**WHAT THIS TASK INVOLVES**
Translate this sentence from the album article below into Spanish: "The quartet features alto saxophonist Anthony Braxton, tenor saxophonist Sam Rivers, and percussionist Barry Altschul."

**PAGE TEXT**
━━━━━━━━━━━━━━━━━━━━
Studio album by the Dave Holland Quartet
- Released: 1973
- Recorded: 30 November 1972
- Studio: Allegro Studio (New York City)
- Genre: Avant-garde jazz; free jazz; post-bop;
- Length: 39:38
- Label: ECM 1027 ST
- Producer: Manfred Eicher

Dave Holland chronology
| Improvisations for Cello and Guitar (1971) | Conference of the Birds (1973) | Dave Holland / Sam Rivers (1976) |

Dave Holland Quartet chronology
|  | Conference of the Birds (1972) | Extensions (1990) |

= Conference of the Birds (Dave Holland album) =

Conference of the Birds is an album by the Dave Holland Quartet, recorded on 30 November 1972 and released on ECM the following year—Holland's debut as bandleader and fourth project for the label. The quartet features alto saxophonist Anthony Braxton, tenor saxophonist Sam Rivers, and percussionist Barry Altschul.

==Background==
Dave Holland and Barry Altschul first played together during 1970 in a trio with pianist Chick Corea, recording the album The Song of Singing in April of that year. In August, Braxton joined the group, forming the short-lived Circle quartet. Circle began to show signs of splintering in early 1971: while in London, Braxton began focusing on his own compositions, recording The Complete Braxton with the members of Circle plus trumpeter Kenny Wheeler, while Corea turned toward more accessible music, recording two volumes of solo piano improvisations. Meanwhile, Holland and Altschul began working in a trio with multi-instrumentalist Sam Rivers, but were soon invited to join Braxton's new quartet, which initially included Wheeler. Circle played its final concert during the summer of 1971, and, for a time, the bassist and drummer played and recorded with both Braxton and Rivers, but eventually elected to join Rivers on a full-time basis, preferring the collective free improvisation of the trio format to Braxton's composition-oriented quartet. Conference of the Birds is unique in that it brought together Holland and Altschul with both Braxton and Rivers as sidemen, the only occasion on which the two reed players recorded together.
━━━━━━━━━━━━━━━━━━━━
**LISTED ENTRIES**
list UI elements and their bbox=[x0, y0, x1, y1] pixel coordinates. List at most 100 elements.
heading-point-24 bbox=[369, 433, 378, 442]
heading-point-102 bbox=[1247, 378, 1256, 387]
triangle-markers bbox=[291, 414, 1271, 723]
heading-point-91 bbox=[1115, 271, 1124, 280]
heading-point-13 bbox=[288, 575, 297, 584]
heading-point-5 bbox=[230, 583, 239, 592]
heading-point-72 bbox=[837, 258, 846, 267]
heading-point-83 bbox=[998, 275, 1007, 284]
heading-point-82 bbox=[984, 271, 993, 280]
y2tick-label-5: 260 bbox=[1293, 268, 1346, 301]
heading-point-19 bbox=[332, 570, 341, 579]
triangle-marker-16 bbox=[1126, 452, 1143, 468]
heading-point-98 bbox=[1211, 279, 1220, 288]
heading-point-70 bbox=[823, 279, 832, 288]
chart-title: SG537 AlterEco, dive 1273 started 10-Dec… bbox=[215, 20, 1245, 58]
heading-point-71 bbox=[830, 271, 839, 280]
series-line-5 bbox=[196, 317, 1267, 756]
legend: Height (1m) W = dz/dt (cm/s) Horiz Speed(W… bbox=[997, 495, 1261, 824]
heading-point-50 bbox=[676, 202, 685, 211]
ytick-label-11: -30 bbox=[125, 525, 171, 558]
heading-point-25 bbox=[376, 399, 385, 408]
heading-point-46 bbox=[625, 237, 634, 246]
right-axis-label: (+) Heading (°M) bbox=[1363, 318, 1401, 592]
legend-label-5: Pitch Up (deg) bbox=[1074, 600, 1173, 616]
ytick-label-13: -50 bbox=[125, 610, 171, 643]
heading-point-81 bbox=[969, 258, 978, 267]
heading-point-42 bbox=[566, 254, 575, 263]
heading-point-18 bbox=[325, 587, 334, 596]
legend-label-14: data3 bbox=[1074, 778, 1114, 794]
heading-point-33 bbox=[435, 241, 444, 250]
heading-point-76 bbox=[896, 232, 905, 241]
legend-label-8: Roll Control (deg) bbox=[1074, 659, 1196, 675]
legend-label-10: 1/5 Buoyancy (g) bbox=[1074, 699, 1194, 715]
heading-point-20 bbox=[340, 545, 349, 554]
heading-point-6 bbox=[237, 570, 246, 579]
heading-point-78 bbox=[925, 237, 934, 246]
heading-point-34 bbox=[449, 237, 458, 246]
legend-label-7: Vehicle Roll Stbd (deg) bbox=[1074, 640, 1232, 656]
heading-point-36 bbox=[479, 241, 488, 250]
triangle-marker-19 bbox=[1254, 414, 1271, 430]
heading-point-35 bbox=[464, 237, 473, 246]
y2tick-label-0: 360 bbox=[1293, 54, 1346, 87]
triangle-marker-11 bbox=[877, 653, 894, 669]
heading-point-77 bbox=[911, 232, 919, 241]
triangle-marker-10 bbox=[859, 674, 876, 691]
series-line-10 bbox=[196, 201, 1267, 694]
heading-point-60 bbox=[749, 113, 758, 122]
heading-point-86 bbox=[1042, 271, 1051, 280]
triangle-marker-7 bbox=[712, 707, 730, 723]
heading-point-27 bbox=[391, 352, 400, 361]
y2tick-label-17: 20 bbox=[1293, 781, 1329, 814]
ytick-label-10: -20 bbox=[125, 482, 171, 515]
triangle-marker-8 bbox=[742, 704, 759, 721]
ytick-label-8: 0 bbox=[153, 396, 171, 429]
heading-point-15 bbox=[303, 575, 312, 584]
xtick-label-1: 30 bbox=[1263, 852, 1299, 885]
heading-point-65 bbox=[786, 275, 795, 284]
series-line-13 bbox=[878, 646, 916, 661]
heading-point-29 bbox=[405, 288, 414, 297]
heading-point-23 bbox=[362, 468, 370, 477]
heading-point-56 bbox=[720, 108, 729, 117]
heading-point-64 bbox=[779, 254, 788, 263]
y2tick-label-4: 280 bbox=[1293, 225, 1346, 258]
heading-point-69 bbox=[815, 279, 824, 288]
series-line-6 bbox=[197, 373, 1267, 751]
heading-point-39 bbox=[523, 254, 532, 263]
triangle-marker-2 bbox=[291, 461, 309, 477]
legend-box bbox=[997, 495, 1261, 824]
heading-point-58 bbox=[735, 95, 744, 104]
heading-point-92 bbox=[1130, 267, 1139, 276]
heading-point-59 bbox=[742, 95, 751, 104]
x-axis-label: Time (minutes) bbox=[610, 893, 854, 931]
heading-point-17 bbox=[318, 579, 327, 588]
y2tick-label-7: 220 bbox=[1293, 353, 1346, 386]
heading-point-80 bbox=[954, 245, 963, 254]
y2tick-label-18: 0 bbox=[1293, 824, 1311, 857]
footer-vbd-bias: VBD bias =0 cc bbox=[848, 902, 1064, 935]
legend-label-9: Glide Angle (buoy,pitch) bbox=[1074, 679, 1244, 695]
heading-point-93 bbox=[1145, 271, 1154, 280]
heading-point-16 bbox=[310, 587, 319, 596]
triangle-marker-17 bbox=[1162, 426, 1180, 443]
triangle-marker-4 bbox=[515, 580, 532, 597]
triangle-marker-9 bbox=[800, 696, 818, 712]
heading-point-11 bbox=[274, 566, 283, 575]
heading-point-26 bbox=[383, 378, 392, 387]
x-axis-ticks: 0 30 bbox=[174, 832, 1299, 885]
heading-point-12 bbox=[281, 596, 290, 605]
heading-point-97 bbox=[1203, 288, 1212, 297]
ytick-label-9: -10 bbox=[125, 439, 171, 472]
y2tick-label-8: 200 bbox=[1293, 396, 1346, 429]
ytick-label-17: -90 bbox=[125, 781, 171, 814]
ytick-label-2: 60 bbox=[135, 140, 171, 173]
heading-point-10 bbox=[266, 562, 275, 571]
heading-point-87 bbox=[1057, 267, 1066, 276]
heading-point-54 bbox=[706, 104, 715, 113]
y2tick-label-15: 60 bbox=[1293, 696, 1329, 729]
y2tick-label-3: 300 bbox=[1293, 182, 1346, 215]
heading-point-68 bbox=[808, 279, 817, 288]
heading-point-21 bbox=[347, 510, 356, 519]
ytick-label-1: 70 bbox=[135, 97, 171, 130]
━━━━━━━━━━━━━━━━━━━━
**FULL ANSWER**
El cuarteto cuenta con el saxofonista alto Anthony Braxton, el saxofonista tenor Sam Rivers y el percusionista Barry Altschul.